__The task__. Every line below that contains "upon" is to be copied.

— Start —

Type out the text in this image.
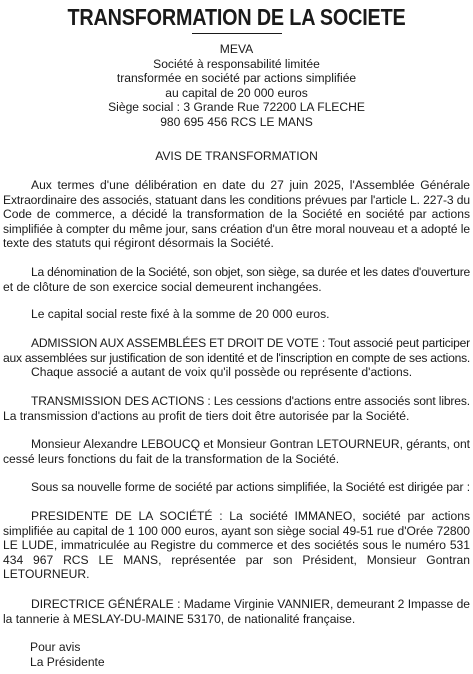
TRANSFORMATION DE LA SOCIETE
MEVA
Société à responsabilité limitée
transformée en société par actions simplifiée
au capital de 20 000 euros
Siège social : 3 Grande Rue 72200 LA FLECHE
980 695 456 RCS LE MANS
AVIS DE TRANSFORMATION
Aux termes d'une délibération en date du 27 juin 2025, l'Assemblée Générale
Extraordinaire des associés, statuant dans les conditions prévues par l'article L. 227-3 du
Code de commerce, a décidé la transformation de la Société en société par actions
simplifiée à compter du même jour, sans création d'un être moral nouveau et a adopté le
texte des statuts qui régiront désormais la Société.
La dénomination de la Société, son objet, son siège, sa durée et les dates d'ouverture
et de clôture de son exercice social demeurent inchangées.
Le capital social reste fixé à la somme de 20 000 euros.
ADMISSION AUX ASSEMBLÉES ET DROIT DE VOTE : Tout associé peut participer
aux assemblées sur justification de son identité et de l'inscription en compte de ses actions.
Chaque associé a autant de voix qu'il possède ou représente d'actions.
TRANSMISSION DES ACTIONS : Les cessions d'actions entre associés sont libres.
La transmission d'actions au profit de tiers doit être autorisée par la Société.
Monsieur Alexandre LEBOUCQ et Monsieur Gontran LETOURNEUR, gérants, ont
cessé leurs fonctions du fait de la transformation de la Société.
Sous sa nouvelle forme de société par actions simplifiée, la Société est dirigée par :
PRESIDENTE DE LA SOCIÉTÉ : La société IMMANEO, société par actions
simplifiée au capital de 1 100 000 euros, ayant son siège social 49-51 rue d'Orée 72800
LE LUDE, immatriculée au Registre du commerce et des sociétés sous le numéro 531
434 967 RCS LE MANS, représentée par son Président, Monsieur Gontran
LETOURNEUR.
DIRECTRICE GÉNÉRALE : Madame Virginie VANNIER, demeurant 2 Impasse de
la tannerie à MESLAY-DU-MAINE 53170, de nationalité française.
Pour avis
La Présidente
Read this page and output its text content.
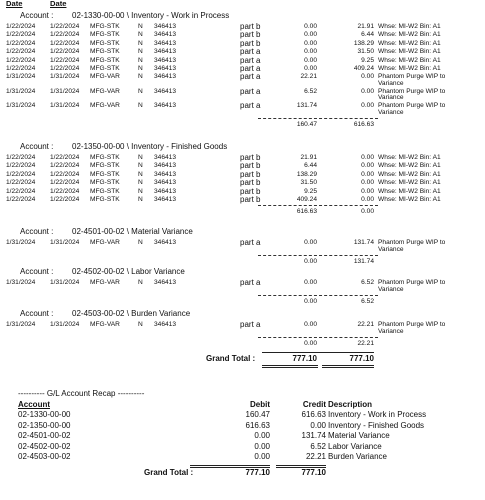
Date	Date
Account : 02-1330-00-00 \ Inventory - Work in Process
1/22/2024 1/22/2024 MFG-STK	N 346413	part b	0.00	21.91 Whse: MI-W2 Bin: A1
1/22/2024 1/22/2024 MFG-STK	N 346413	part b	0.00	6.44 Whse: MI-W2 Bin: A1
1/22/2024 1/22/2024 MFG-STK	N 346413	part b	0.00	138.29 Whse: MI-W2 Bin: A1
1/22/2024 1/22/2024 MFG-STK	N 346413	part a	0.00	31.50 Whse: MI-W2 Bin: A1
1/22/2024 1/22/2024 MFG-STK	N 346413	part a	0.00	9.25 Whse: MI-W2 Bin: A1
1/22/2024 1/22/2024 MFG-STK	N 346413	part a	0.00	409.24 Whse: MI-W2 Bin: A1
1/31/2024 1/31/2024 MFG-VAR	N 346413	part a	22.21	0.00 Phantom Purge WIP to
Variance
1/31/2024 1/31/2024 MFG-VAR	N 346413	part a	6.52	0.00 Phantom Purge WIP to
Variance
1/31/2024 1/31/2024 MFG-VAR	N 346413	part a	131.74	0.00 Phantom Purge WIP to
Variance
160.47	616.63
Account : 02-1350-00-00 \ Inventory - Finished Goods
1/22/2024 1/22/2024 MFG-STK	N 346413	part b	21.91	0.00 Whse: MI-W2 Bin: A1
1/22/2024 1/22/2024 MFG-STK	N 346413	part b	6.44	0.00 Whse: MI-W2 Bin: A1
1/22/2024 1/22/2024 MFG-STK	N 346413	part b	138.29	0.00 Whse: MI-W2 Bin: A1
1/22/2024 1/22/2024 MFG-STK	N 346413	part b	31.50	0.00 Whse: MI-W2 Bin: A1
1/22/2024 1/22/2024 MFG-STK	N 346413	part b	9.25	0.00 Whse: MI-W2 Bin: A1
1/22/2024 1/22/2024 MFG-STK	N 346413	part b	409.24	0.00 Whse: MI-W2 Bin: A1
616.63	0.00
Account : 02-4501-00-02 \ Material Variance
1/31/2024 1/31/2024 MFG-VAR	N 346413	part a	0.00	131.74 Phantom Purge WIP to
Variance
0.00	131.74
Account : 02-4502-00-02 \ Labor Variance
1/31/2024 1/31/2024 MFG-VAR	N 346413	part a	0.00	6.52 Phantom Purge WIP to
Variance
0.00	6.52
Account : 02-4503-00-02 \ Burden Variance
1/31/2024 1/31/2024 MFG-VAR	N 346413	part a	0.00	22.21 Phantom Purge WIP to
Variance
0.00	22.21
Grand Total :	777.10	777.10
---------- G/L Account Recap ----------
Account	Debit	Credit Description
02-1330-00-00	160.47	616.63 Inventory - Work in Process
02-1350-00-00	616.63	0.00 Inventory - Finished Goods
02-4501-00-02	0.00	131.74 Material Variance
02-4502-00-02	0.00	6.52 Labor Variance
02-4503-00-02	0.00	22.21 Burden Variance
Grand Total :	777.10	777.10
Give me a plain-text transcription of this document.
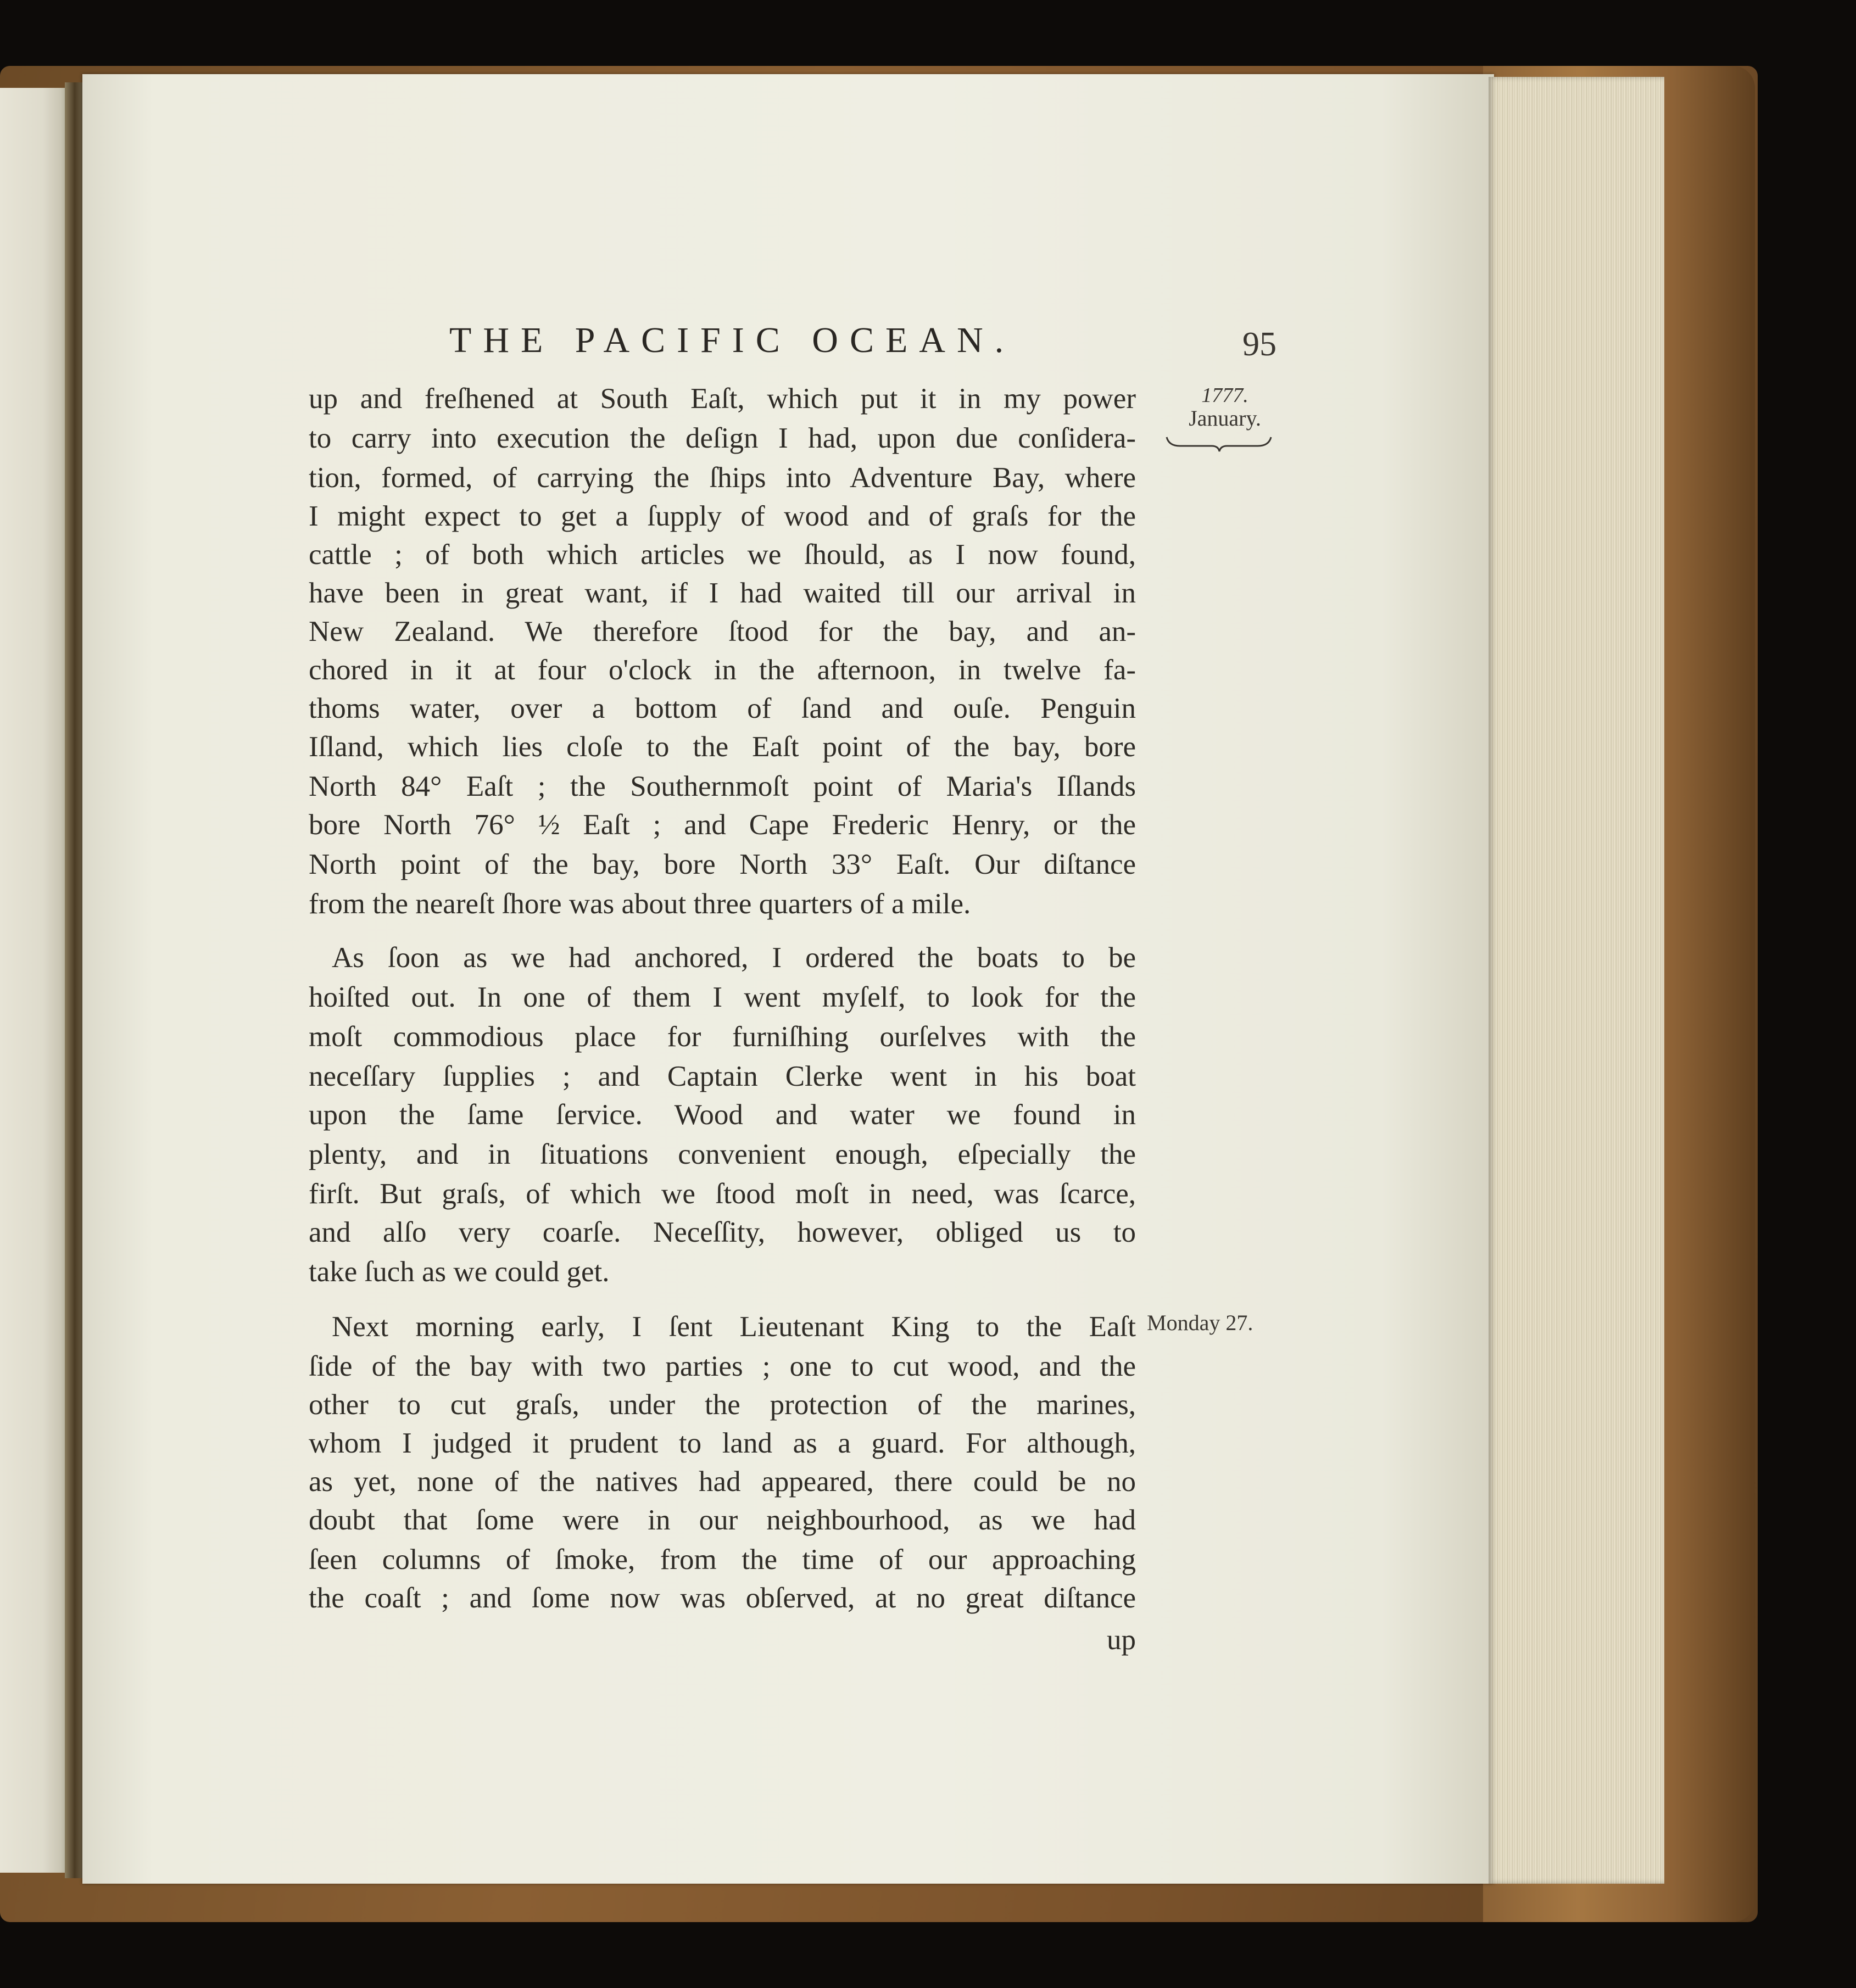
THE PACIFIC OCEAN.	95
1777.
January.
Monday 27.

up and freſhened at South Eaſt, which put it in my power

to carry into execution the deſign I had, upon due conſidera-

tion, formed, of carrying the ſhips into Adventure Bay, where

I might expect to get a ſupply of wood and of graſs for the

cattle ; of both which articles we ſhould, as I now found,

have been in great want, if I had waited till our arrival in

New Zealand. We therefore ſtood for the bay, and an-

chored in it at four o'clock in the afternoon, in twelve fa-

thoms water, over a bottom of ſand and ouſe. Penguin

Iſland, which lies cloſe to the Eaſt point of the bay, bore

North 84° Eaſt ; the Southernmoſt point of Maria's Iſlands

bore North 76° ½ Eaſt ; and Cape Frederic Henry, or the

North point of the bay, bore North 33° Eaſt. Our diſtance

from the neareſt ſhore was about three quarters of a mile.

As ſoon as we had anchored, I ordered the boats to be

hoiſted out. In one of them I went myſelf, to look for the

moſt commodious place for furniſhing ourſelves with the

neceſſary ſupplies ; and Captain Clerke went in his boat

upon the ſame ſervice. Wood and water we found in

plenty, and in ſituations convenient enough, eſpecially the

firſt. But graſs, of which we ſtood moſt in need, was ſcarce,

and alſo very coarſe. Neceſſity, however, obliged us to

take ſuch as we could get.

Next morning early, I ſent Lieutenant King to the Eaſt

ſide of the bay with two parties ; one to cut wood, and the

other to cut graſs, under the protection of the marines,

whom I judged it prudent to land as a guard. For although,

as yet, none of the natives had appeared, there could be no

doubt that ſome were in our neighbourhood, as we had

ſeen columns of ſmoke, from the time of our approaching

the coaſt ; and ſome now was obſerved, at no great diſtance

up
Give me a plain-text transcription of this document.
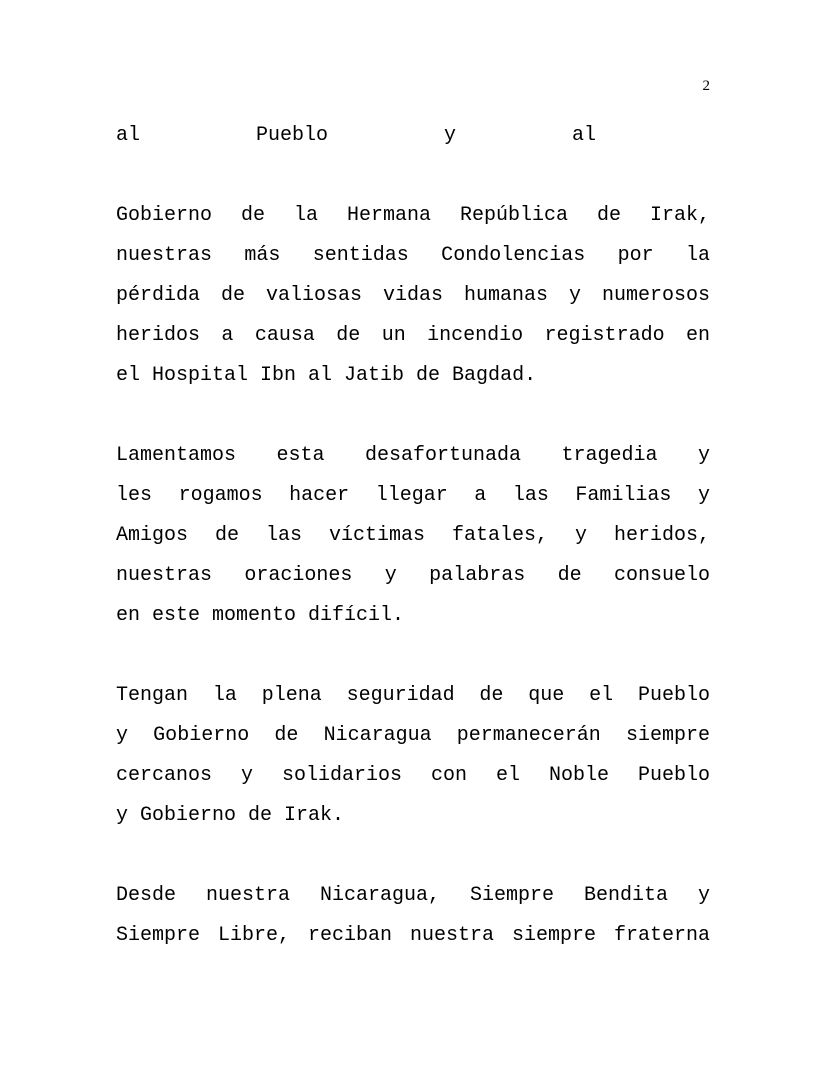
2
al	Pueblo	y	al
Gobierno de la Hermana República de Irak,
nuestras más sentidas Condolencias por la
pérdida de valiosas vidas humanas y numerosos
heridos a causa de un incendio registrado en
el Hospital Ibn al Jatib de Bagdad.
Lamentamos esta desafortunada tragedia y
les rogamos hacer llegar a las Familias y
Amigos de las víctimas fatales, y heridos,
nuestras oraciones y palabras de consuelo
en este momento difícil.
Tengan la plena seguridad de que el Pueblo
y Gobierno de Nicaragua permanecerán siempre
cercanos y solidarios con el Noble Pueblo
y Gobierno de Irak.
Desde nuestra Nicaragua, Siempre Bendita y
Siempre Libre, reciban nuestra siempre fraterna
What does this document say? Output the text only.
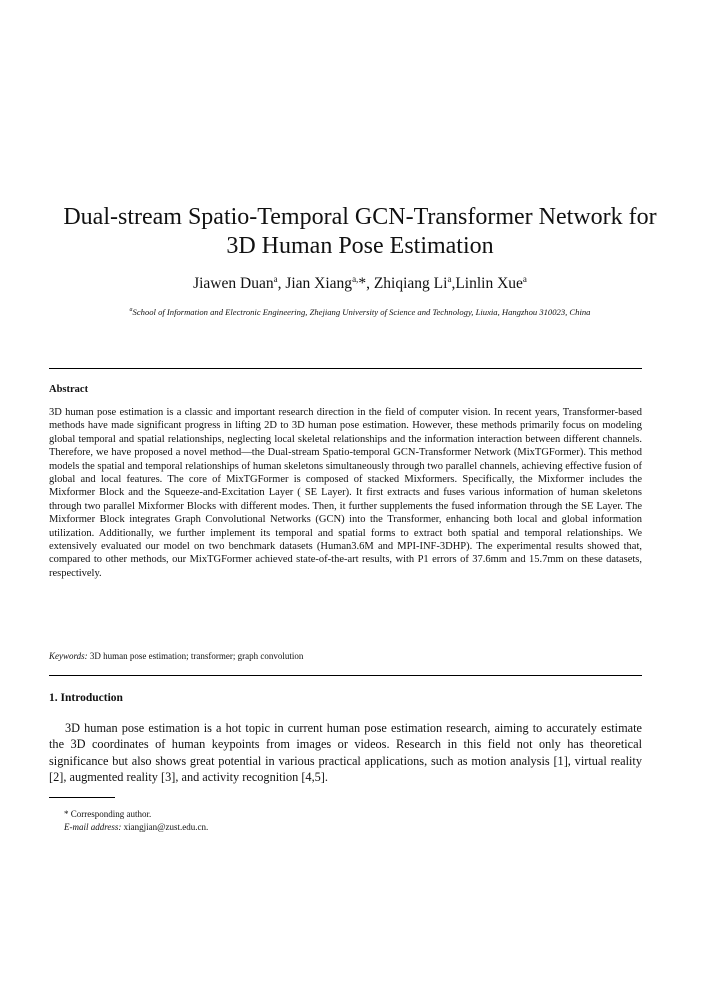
Dual-stream Spatio-Temporal GCN-Transformer Network for
3D Human Pose Estimation
Jiawen Duan$^a$, Jian Xiang$^{a,}$*, Zhiqiang Li$^a$,Linlin Xue$^a$
$^a$School of Information and Electronic Engineering, Zhejiang University of Science and Technology, Liuxia, Hangzhou 310023, China
Abstract

3D human pose estimation is a classic and important research direction in the field of computer vision. In recent years, Transformer-based methods have made significant progress in lifting 2D to 3D human pose estimation. However, these methods primarily focus on modeling global temporal and spatial relationships, neglecting local skeletal relationships and the information interaction between different channels. Therefore, we have proposed a novel method—the Dual-stream Spatio-temporal GCN-Transformer Network (MixTGFormer). This method models the spatial and temporal relationships of human skeletons simultaneously through two parallel channels, achieving effective fusion of global and local features. The core of MixTGFormer is composed of stacked Mixformers. Specifically, the Mixformer includes the Mixformer Block and the Squeeze-and-Excitation Layer ( SE Layer). It first extracts and fuses various information of human skeletons through two parallel Mixformer Blocks with different modes. Then, it further supplements the fused information through the SE Layer. The Mixformer Block integrates Graph Convolutional Networks (GCN) into the Transformer, enhancing both local and global information utilization. Additionally, we further implement its temporal and spatial forms to extract both spatial and temporal relationships. We extensively evaluated our model on two benchmark datasets (Human3.6M and MPI-INF-3DHP). The experimental results showed that, compared to other methods, our MixTGFormer achieved state-of-the-art results, with P1 errors of 37.6mm and 15.7mm on these datasets, respectively.

Keywords: 3D human pose estimation; transformer; graph convolution
1. Introduction

3D human pose estimation is a hot topic in current human pose estimation research, aiming to accurately estimate the 3D coordinates of human keypoints from images or videos. Research in this field not only has theoretical significance but also shows great potential in various practical applications, such as motion analysis [1], virtual reality [2], augmented reality [3], and activity recognition [4,5].

* Corresponding author.
E-mail address: xiangjian@zust.edu.cn.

— End —

__Written answer__.
to carry into execution the deſign I had, upon due conſidera-
upon the ſame ſervice. Wood and water we found in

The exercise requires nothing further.